EXERCISE PROMPT → In the lines below, switch every "data-point" to "point-marker" and leave everything else as it is.

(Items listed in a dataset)
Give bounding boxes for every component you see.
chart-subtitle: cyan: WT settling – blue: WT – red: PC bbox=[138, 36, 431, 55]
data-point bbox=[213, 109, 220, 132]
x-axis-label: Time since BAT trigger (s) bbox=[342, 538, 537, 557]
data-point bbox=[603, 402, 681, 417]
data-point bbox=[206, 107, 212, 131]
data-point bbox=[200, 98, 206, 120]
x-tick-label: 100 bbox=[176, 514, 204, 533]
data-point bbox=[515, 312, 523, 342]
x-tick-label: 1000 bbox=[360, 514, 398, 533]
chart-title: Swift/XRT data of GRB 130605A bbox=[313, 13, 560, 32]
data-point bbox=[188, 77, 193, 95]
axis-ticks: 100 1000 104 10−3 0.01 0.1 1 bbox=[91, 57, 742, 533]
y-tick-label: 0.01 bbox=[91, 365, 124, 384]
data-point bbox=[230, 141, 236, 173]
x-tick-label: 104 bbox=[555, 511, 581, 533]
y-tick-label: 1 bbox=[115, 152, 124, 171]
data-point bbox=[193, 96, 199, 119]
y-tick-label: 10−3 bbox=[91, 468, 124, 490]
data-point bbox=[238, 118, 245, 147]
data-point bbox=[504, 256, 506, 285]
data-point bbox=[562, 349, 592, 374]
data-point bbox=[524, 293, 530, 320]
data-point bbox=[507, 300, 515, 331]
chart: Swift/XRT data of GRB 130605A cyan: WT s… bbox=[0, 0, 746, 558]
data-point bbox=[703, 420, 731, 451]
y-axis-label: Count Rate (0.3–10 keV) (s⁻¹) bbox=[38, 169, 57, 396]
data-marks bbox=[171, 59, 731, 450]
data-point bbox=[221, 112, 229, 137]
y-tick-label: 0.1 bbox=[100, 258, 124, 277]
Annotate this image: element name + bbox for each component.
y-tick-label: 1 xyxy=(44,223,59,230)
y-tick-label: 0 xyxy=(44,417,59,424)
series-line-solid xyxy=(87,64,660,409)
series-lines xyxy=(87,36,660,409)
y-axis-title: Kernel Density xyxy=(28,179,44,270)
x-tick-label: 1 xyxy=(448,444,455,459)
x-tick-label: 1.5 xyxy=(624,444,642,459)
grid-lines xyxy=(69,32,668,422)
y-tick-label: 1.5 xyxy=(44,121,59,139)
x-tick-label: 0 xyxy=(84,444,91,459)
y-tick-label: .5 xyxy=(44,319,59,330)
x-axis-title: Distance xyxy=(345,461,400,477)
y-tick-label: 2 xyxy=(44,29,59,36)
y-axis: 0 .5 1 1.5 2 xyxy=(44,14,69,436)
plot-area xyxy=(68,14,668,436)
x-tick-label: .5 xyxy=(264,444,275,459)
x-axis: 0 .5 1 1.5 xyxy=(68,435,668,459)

WRITTEN SOLUTION →
Give bounding boxes for every component you see.
chart-subtitle: cyan: WT settling – blue: WT – red: PC bbox=[138, 36, 431, 55]
point-marker bbox=[213, 109, 220, 132]
x-axis-label: Time since BAT trigger (s) bbox=[342, 538, 537, 557]
point-marker bbox=[603, 402, 681, 417]
point-marker bbox=[206, 107, 212, 131]
point-marker bbox=[200, 98, 206, 120]
x-tick-label: 100 bbox=[176, 514, 204, 533]
point-marker bbox=[515, 312, 523, 342]
x-tick-label: 1000 bbox=[360, 514, 398, 533]
chart-title: Swift/XRT data of GRB 130605A bbox=[313, 13, 560, 32]
point-marker bbox=[188, 77, 193, 95]
axis-ticks: 100 1000 104 10−3 0.01 0.1 1 bbox=[91, 57, 742, 533]
y-tick-label: 0.01 bbox=[91, 365, 124, 384]
point-marker bbox=[230, 141, 236, 173]
x-tick-label: 104 bbox=[555, 511, 581, 533]
y-tick-label: 1 bbox=[115, 152, 124, 171]
point-marker bbox=[193, 96, 199, 119]
y-tick-label: 10−3 bbox=[91, 468, 124, 490]
point-marker bbox=[238, 118, 245, 147]
point-marker bbox=[504, 256, 506, 285]
point-marker bbox=[562, 349, 592, 374]
point-marker bbox=[524, 293, 530, 320]
point-marker bbox=[507, 300, 515, 331]
chart: Swift/XRT data of GRB 130605A cyan: WT s… bbox=[0, 0, 746, 558]
point-marker bbox=[703, 420, 731, 451]
y-axis-label: Count Rate (0.3–10 keV) (s⁻¹) bbox=[38, 169, 57, 396]
data-marks bbox=[171, 59, 731, 450]
point-marker bbox=[221, 112, 229, 137]
y-tick-label: 0.1 bbox=[100, 258, 124, 277]
Annotate this image: element name + bbox for each component.
y-tick-label: 1 xyxy=(44,223,59,230)
y-tick-label: 0 xyxy=(44,417,59,424)
series-line-solid xyxy=(87,64,660,409)
series-lines xyxy=(87,36,660,409)
y-axis-title: Kernel Density xyxy=(28,179,44,270)
x-tick-label: 1 xyxy=(448,444,455,459)
x-tick-label: 1.5 xyxy=(624,444,642,459)
grid-lines xyxy=(69,32,668,422)
y-tick-label: 1.5 xyxy=(44,121,59,139)
x-tick-label: 0 xyxy=(84,444,91,459)
y-tick-label: .5 xyxy=(44,319,59,330)
x-axis-title: Distance xyxy=(345,461,400,477)
y-tick-label: 2 xyxy=(44,29,59,36)
y-axis: 0 .5 1 1.5 2 xyxy=(44,14,69,436)
plot-area xyxy=(68,14,668,436)
x-tick-label: .5 xyxy=(264,444,275,459)
x-axis: 0 .5 1 1.5 xyxy=(68,435,668,459)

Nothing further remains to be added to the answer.